**TASK REQUIREMENTS**
Check every line for the word "Доля" and give the number of lines where it occurs, nothing else.

— Start of DATA PROVIDED —

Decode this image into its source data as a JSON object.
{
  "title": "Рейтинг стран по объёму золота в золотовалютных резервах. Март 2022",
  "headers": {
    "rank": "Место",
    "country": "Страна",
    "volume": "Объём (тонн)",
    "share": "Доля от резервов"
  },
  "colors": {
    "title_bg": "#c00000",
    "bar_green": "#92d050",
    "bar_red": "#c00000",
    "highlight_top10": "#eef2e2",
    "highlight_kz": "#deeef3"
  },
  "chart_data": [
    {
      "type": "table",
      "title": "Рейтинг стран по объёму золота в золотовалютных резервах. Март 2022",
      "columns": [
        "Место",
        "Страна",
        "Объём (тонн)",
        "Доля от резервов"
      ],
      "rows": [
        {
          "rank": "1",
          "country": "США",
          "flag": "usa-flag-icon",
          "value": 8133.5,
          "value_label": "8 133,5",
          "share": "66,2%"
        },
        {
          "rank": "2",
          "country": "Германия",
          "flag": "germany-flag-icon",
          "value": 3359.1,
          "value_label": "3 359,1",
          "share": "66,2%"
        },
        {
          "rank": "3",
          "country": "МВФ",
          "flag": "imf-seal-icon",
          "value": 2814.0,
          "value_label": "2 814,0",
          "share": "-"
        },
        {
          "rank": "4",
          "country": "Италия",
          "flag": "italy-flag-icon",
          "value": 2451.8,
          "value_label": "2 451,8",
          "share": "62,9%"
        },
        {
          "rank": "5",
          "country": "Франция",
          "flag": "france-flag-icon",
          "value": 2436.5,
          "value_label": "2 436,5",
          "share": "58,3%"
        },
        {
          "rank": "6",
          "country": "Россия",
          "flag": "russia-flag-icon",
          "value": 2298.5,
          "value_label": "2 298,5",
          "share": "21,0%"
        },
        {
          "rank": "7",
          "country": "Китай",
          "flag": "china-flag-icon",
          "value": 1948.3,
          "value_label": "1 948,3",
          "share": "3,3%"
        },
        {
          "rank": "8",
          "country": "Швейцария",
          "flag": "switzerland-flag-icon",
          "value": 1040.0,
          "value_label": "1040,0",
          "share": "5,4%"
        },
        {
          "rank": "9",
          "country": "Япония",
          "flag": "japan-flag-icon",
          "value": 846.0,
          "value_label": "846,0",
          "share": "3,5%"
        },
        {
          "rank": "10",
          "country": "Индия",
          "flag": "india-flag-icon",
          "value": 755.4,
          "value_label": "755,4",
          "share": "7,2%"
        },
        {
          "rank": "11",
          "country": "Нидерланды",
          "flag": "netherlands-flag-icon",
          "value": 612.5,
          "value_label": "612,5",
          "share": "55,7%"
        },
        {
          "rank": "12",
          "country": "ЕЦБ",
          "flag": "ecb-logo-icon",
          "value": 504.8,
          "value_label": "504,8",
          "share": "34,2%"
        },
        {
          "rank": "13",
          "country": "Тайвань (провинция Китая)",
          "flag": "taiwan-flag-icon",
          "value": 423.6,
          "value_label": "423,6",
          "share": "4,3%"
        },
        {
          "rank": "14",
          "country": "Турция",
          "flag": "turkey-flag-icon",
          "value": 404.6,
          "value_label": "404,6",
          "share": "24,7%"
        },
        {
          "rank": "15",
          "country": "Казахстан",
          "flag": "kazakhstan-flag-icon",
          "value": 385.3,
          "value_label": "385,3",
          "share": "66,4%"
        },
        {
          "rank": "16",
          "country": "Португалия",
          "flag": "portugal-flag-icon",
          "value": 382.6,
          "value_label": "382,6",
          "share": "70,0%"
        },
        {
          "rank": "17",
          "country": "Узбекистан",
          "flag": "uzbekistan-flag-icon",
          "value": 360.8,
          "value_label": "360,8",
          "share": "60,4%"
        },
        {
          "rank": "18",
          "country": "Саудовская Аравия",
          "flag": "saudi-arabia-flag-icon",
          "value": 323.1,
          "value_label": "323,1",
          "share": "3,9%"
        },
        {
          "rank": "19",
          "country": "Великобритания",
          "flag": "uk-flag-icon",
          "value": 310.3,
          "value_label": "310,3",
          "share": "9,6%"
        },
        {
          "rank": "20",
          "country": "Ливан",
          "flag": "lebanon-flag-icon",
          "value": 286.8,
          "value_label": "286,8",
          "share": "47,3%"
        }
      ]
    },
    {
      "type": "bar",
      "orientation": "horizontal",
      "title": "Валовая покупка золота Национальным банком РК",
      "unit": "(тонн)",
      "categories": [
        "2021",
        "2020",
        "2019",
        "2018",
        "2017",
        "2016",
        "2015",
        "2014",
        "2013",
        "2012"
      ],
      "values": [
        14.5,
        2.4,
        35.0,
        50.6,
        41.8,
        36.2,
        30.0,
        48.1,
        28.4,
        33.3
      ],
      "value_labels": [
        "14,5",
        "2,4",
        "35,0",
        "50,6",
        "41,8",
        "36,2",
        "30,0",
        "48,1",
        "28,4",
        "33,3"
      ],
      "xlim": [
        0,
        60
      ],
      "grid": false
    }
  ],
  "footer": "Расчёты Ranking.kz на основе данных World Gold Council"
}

— End of DATA PROVIDED —

**WORKED ANSWER**
2